***** PROVIDED DATA
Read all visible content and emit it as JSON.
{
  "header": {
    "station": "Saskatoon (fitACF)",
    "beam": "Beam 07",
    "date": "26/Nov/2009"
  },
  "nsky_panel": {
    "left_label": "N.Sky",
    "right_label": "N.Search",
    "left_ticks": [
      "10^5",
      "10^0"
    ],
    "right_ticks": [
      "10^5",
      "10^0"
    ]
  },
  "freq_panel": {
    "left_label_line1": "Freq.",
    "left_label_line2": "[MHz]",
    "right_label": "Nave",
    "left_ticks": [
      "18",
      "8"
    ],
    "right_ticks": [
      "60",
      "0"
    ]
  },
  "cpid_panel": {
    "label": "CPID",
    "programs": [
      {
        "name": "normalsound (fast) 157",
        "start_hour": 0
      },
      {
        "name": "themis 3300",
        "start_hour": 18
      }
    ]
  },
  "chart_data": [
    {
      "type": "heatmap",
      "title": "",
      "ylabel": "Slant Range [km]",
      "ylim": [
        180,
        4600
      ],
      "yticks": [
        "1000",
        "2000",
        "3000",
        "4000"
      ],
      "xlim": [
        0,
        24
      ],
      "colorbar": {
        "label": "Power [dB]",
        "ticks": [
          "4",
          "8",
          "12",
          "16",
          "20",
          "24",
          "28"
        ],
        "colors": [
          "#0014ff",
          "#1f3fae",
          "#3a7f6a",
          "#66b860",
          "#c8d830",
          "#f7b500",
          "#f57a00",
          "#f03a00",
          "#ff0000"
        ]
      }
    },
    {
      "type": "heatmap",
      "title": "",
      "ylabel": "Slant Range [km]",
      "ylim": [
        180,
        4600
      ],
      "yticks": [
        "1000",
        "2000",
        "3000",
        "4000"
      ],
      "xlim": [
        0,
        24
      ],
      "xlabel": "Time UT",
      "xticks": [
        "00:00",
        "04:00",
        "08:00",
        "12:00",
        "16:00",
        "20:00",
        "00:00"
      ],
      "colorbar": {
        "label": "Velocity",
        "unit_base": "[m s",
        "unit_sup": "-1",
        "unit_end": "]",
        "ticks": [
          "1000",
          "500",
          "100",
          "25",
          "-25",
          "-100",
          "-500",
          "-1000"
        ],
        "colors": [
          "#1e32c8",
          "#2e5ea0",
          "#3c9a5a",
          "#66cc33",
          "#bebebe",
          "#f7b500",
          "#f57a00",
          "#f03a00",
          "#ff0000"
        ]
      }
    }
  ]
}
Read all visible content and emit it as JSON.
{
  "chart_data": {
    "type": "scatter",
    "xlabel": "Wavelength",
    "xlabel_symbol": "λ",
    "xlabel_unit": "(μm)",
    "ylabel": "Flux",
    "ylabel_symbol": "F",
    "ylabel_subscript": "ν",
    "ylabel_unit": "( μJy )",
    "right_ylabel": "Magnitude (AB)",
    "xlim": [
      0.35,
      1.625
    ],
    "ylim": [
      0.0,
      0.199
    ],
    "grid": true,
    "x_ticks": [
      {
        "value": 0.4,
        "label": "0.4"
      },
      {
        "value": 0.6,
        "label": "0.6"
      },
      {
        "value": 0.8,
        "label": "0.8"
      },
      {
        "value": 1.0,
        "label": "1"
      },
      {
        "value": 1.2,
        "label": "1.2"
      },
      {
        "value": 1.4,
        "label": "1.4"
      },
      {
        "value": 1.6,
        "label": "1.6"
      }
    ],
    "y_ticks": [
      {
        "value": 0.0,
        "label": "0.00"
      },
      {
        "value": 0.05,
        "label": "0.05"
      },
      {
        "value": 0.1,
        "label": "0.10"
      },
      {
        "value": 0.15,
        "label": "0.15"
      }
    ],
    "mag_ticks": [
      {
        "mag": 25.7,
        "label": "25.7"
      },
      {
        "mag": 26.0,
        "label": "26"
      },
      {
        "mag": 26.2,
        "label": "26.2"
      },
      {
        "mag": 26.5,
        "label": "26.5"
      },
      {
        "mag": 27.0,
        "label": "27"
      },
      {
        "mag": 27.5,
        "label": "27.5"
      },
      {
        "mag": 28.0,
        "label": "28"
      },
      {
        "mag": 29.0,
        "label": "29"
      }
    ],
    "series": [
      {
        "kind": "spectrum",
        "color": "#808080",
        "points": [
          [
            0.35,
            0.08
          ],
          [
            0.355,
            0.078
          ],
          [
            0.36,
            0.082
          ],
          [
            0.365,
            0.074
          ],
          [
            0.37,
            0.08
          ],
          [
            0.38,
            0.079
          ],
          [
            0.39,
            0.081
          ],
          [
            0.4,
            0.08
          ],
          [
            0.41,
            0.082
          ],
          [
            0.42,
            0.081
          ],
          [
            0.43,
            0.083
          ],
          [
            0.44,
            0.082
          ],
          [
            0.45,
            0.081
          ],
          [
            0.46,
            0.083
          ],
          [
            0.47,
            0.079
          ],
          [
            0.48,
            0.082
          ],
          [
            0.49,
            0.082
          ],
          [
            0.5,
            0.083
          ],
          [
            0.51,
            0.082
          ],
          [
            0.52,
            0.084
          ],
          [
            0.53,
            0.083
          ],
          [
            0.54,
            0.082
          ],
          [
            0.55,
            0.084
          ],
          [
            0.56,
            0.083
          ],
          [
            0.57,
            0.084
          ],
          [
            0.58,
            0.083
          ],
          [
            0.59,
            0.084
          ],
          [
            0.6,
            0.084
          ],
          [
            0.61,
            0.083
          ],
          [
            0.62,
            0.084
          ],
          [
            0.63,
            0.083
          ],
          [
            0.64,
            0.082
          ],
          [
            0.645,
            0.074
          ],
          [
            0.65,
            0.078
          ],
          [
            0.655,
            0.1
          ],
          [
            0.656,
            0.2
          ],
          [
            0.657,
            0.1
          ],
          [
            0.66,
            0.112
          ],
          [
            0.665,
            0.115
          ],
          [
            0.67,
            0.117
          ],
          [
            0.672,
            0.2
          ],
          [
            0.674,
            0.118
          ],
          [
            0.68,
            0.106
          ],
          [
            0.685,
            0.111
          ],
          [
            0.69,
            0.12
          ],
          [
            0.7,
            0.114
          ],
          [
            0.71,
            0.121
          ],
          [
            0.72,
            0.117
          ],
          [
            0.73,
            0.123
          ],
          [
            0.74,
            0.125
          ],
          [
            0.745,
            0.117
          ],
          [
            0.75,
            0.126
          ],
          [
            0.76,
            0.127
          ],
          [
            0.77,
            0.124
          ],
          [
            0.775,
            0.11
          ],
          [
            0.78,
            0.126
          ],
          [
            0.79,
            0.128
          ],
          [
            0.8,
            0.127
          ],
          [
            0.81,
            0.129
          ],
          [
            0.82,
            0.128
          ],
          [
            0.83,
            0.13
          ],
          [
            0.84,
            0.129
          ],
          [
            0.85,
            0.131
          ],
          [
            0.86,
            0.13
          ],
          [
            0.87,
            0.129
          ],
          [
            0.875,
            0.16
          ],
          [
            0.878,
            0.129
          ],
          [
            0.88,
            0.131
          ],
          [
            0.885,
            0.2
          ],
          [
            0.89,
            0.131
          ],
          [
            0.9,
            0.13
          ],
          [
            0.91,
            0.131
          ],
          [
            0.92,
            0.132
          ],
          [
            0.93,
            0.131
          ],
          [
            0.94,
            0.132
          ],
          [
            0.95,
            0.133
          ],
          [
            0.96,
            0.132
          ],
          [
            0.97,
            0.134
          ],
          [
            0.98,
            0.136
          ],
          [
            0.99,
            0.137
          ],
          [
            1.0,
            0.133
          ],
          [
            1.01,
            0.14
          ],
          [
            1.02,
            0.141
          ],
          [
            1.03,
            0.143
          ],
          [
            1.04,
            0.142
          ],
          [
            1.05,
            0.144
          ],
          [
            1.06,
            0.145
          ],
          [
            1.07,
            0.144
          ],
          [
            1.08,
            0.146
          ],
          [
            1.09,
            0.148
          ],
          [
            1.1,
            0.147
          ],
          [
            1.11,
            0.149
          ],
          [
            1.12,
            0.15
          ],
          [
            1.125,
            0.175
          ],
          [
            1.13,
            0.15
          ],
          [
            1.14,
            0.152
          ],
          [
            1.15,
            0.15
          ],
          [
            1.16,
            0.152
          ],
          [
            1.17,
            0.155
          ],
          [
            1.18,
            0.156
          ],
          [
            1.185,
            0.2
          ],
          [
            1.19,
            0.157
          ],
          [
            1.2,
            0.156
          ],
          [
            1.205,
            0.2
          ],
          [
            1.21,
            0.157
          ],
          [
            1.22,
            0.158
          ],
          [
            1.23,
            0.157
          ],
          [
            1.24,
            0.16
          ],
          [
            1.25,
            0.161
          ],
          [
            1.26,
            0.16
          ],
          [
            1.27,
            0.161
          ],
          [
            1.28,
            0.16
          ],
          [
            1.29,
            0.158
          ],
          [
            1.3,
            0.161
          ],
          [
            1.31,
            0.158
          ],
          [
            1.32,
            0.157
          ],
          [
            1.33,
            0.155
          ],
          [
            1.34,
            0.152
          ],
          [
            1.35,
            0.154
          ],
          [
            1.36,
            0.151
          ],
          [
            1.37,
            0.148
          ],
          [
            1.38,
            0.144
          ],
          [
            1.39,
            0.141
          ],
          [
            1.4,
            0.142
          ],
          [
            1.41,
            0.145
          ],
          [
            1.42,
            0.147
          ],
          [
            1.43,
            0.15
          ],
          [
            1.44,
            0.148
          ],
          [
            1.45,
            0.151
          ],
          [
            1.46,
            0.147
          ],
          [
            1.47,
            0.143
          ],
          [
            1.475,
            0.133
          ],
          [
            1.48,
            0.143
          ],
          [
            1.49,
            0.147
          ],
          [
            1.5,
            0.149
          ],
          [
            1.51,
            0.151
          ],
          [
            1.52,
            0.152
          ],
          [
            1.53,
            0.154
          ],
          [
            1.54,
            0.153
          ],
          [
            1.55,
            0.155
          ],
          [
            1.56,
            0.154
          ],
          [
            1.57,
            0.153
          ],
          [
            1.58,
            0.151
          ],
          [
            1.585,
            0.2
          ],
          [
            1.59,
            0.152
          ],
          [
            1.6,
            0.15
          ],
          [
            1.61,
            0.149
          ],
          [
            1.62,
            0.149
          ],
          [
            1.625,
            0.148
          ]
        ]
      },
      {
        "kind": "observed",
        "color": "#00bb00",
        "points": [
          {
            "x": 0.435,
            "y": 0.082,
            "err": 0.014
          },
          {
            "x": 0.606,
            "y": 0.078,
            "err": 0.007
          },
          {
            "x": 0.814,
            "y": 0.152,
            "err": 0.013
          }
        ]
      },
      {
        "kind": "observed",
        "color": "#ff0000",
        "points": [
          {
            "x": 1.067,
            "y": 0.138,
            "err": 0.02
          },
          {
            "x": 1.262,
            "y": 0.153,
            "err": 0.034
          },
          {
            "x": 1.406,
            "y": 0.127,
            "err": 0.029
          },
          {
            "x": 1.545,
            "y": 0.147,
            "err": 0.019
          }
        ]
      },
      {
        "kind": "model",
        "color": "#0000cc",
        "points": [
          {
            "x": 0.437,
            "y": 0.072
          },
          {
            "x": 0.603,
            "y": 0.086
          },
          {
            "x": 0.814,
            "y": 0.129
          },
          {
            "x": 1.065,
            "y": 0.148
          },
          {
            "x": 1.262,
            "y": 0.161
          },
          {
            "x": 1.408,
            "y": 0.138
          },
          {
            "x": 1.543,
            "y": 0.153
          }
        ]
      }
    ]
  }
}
**********
Identify every line above that includes the word "kind", and show those lines.

        "kind": "spectrum",
        "kind": "observed",
        "kind": "observed",
        "kind": "model",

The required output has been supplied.